[What this task involves] Where a line below holds the string "Laderaums", copy that line.

** START Data for this task **

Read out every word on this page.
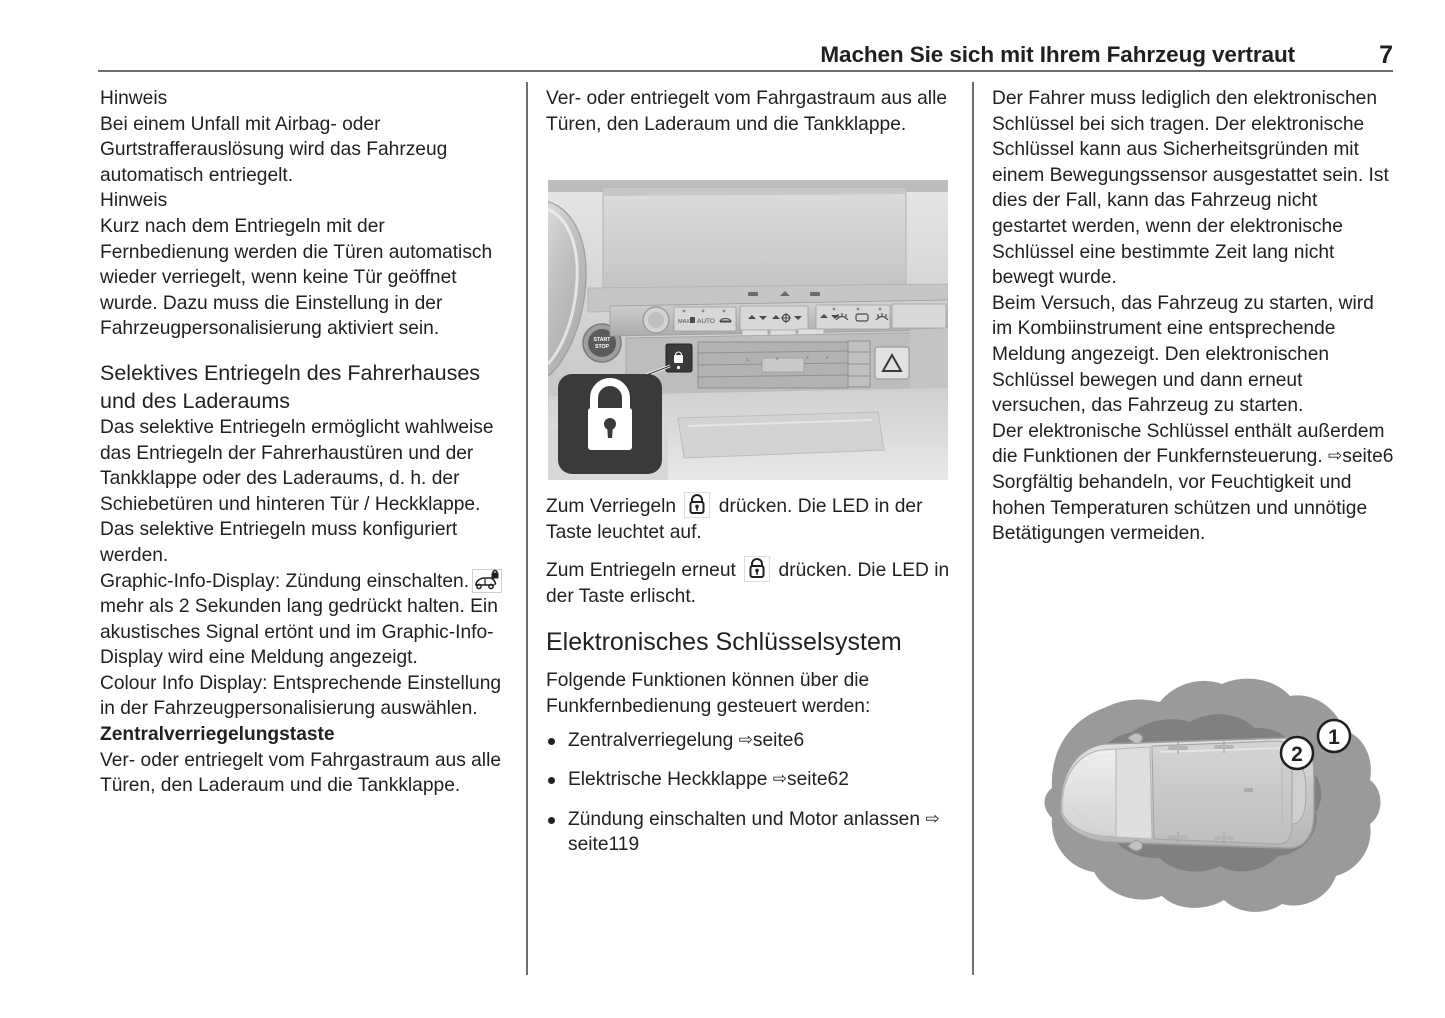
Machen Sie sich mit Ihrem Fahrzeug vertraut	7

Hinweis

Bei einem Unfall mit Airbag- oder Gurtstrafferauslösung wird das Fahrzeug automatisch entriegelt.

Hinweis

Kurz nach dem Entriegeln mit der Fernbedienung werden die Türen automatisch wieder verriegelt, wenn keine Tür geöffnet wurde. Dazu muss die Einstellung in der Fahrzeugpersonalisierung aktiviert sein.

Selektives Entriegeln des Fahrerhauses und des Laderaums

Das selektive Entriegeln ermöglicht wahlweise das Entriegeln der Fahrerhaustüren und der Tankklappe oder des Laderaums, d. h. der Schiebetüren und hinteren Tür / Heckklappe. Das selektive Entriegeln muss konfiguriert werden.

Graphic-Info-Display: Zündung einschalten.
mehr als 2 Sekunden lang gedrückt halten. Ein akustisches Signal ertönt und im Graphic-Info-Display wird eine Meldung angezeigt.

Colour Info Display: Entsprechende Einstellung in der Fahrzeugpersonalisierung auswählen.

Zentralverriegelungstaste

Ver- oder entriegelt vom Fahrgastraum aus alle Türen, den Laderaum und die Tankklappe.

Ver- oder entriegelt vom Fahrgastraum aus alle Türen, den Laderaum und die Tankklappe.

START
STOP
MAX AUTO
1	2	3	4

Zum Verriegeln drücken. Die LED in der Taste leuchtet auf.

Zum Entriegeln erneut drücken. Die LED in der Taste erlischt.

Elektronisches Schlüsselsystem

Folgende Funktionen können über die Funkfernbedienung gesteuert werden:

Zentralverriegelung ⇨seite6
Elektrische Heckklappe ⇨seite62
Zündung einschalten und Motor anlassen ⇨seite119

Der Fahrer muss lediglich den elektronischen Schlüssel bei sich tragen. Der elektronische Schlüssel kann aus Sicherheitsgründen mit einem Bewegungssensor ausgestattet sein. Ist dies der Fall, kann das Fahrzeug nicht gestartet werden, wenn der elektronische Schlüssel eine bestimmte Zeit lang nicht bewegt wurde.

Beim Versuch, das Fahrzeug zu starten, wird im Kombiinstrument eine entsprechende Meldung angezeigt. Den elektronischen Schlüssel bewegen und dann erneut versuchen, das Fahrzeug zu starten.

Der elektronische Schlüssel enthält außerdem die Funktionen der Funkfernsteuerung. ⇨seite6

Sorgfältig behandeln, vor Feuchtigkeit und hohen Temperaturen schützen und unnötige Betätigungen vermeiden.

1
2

** END Data for this task **

[Completed exercise]
Selektives Entriegeln des Fahrerhauses und des Laderaums
Das selektive Entriegeln ermöglicht wahlweise das Entriegeln der Fahrerhaustüren und der Tankklappe oder des Laderaums, d. h. der Schiebetüren und hinteren Tür / Heckklappe. Das selektive Entriegeln muss konfiguriert werden.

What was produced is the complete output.